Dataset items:
--------------------
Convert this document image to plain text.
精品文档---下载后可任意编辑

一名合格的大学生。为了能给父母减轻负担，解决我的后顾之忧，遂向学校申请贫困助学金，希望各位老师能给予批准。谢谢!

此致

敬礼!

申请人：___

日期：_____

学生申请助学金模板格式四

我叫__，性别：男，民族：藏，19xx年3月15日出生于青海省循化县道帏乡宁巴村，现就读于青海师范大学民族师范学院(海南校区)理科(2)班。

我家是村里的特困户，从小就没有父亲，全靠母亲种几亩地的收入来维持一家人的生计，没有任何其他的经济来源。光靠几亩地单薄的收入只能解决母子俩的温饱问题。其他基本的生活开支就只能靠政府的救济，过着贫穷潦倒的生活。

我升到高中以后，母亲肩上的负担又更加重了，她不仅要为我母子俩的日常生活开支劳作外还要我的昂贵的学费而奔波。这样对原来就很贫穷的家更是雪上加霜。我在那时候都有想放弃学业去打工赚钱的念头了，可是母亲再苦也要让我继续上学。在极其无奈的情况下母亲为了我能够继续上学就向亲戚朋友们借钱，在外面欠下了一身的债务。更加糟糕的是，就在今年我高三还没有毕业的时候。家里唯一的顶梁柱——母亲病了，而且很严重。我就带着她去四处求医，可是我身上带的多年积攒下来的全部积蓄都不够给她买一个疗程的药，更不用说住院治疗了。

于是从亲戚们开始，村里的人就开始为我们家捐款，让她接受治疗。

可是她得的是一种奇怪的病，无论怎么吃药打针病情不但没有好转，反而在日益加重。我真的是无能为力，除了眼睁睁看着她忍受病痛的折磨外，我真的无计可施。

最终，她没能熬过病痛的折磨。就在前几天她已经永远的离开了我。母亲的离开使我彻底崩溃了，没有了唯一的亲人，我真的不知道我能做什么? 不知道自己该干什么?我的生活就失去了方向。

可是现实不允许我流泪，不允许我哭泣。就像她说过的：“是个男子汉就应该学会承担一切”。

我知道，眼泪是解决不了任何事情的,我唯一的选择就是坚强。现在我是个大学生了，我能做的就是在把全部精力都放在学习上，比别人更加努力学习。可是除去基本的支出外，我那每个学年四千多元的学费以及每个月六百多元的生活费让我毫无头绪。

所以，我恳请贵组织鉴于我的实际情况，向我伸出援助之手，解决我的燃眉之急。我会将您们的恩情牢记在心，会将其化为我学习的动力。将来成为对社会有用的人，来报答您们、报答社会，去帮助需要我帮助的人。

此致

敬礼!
--------------------
WHAT TO WORK ON: Write out the entries above word for word.

EXERCISE SOLUTION:
Convert this document image to plain text.
精品文档---下载后可任意编辑

一名合格的大学生。为了能给父母减轻负担，解决我的后顾之忧，遂向学校申请贫困助学金，希望各位老师能给予批准。谢谢!

此致

敬礼!

申请人：___

日期：_____

学生申请助学金模板格式四

我叫__，性别：男，民族：藏，19xx年3月15日出生于青海省循化县道帏乡宁巴村，现就读于青海师范大学民族师范学院(海南校区)理科(2)班。

我家是村里的特困户，从小就没有父亲，全靠母亲种几亩地的收入来维持一家人的生计，没有任何其他的经济来源。光靠几亩地单薄的收入只能解决母子俩的温饱问题。其他基本的生活开支就只能靠政府的救济，过着贫穷潦倒的生活。

我升到高中以后，母亲肩上的负担又更加重了，她不仅要为我母子俩的日常生活开支劳作外还要我的昂贵的学费而奔波。这样对原来就很贫穷的家更是雪上加霜。我在那时候都有想放弃学业去打工赚钱的念头了，可是母亲再苦也要让我继续上学。在极其无奈的情况下母亲为了我能够继续上学就向亲戚朋友们借钱，在外面欠下了一身的债务。更加糟糕的是，就在今年我高三还没有毕业的时候。家里唯一的顶梁柱——母亲病了，而且很严重。我就带着她去四处求医，可是我身上带的多年积攒下来的全部积蓄都不够给她买一个疗程的药，更不用说住院治疗了。

于是从亲戚们开始，村里的人就开始为我们家捐款，让她接受治疗。

可是她得的是一种奇怪的病，无论怎么吃药打针病情不但没有好转，反而在日益加重。我真的是无能为力，除了眼睁睁看着她忍受病痛的折磨外，我真的无计可施。

最终，她没能熬过病痛的折磨。就在前几天她已经永远的离开了我。母亲的离开使我彻底崩溃了，没有了唯一的亲人，我真的不知道我能做什么? 不知道自己该干什么?我的生活就失去了方向。

可是现实不允许我流泪，不允许我哭泣。就像她说过的：“是个男子汉就应该学会承担一切”。

我知道，眼泪是解决不了任何事情的,我唯一的选择就是坚强。现在我是个大学生了，我能做的就是在把全部精力都放在学习上，比别人更加努力学习。可是除去基本的支出外，我那每个学年四千多元的学费以及每个月六百多元的生活费让我毫无头绪。

所以，我恳请贵组织鉴于我的实际情况，向我伸出援助之手，解决我的燃眉之急。我会将您们的恩情牢记在心，会将其化为我学习的动力。将来成为对社会有用的人，来报答您们、报答社会，去帮助需要我帮助的人。

此致

敬礼!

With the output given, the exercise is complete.